---------- SOURCE TEXT ----------
As her tormented family began to view the dreaded essay as the only thing standing between Liz and the house that Jefferson built, Liz finally settled on "frontier" as her favorite word.
Her mother looks back on the experience as a two-month-long hassle that the family could have nicely done without.
"What is that going to tell them about her being a student at U-Va.?" she asked, just days before Liz learned she had been accepted. Maryann Carr believes a student's grades and test scores should be sufficient. "It's the relevance that puzzles me," she said. "I can't imagine how putting us through this . . . benefited anyone or did any good."
Of course, it's not an ordeal for everyone. Maren Spaldo, of Nokesville, completed her favorite-word essay in an hour, describing watching "Wheel of Fortune" on television one night with her parents and successfully figuring out the word "toboggan" before they did, with few clues.
----------
### WHAT THIS TASK INVOLVES
Answer these questions about the favorite-word essay text:
1. What word did Liz finally settle on as her favorite?
2. How long a hassle does her mother recall the experience being?
3. Which word did Maren Spaldo figure out before her parents did?
---------- GIVEN INFORMATION ----------
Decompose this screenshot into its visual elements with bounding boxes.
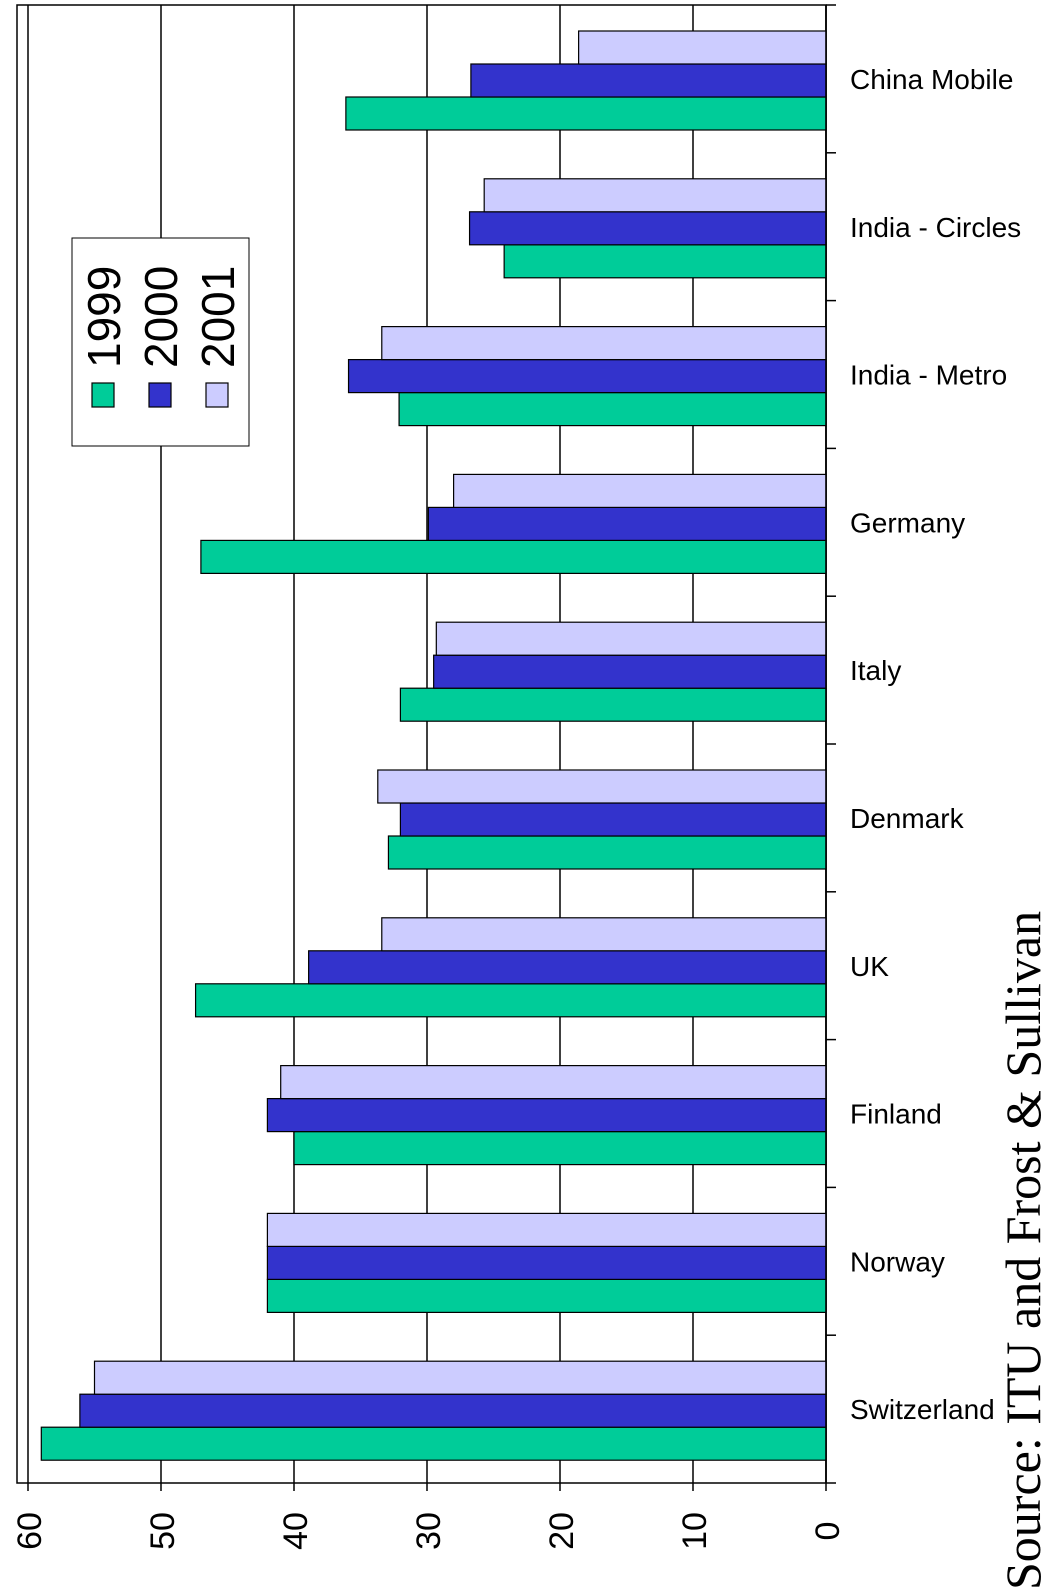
----------
### FULL RESPONSE
1. "Frontier"
2. Two months
3. "Toboggan"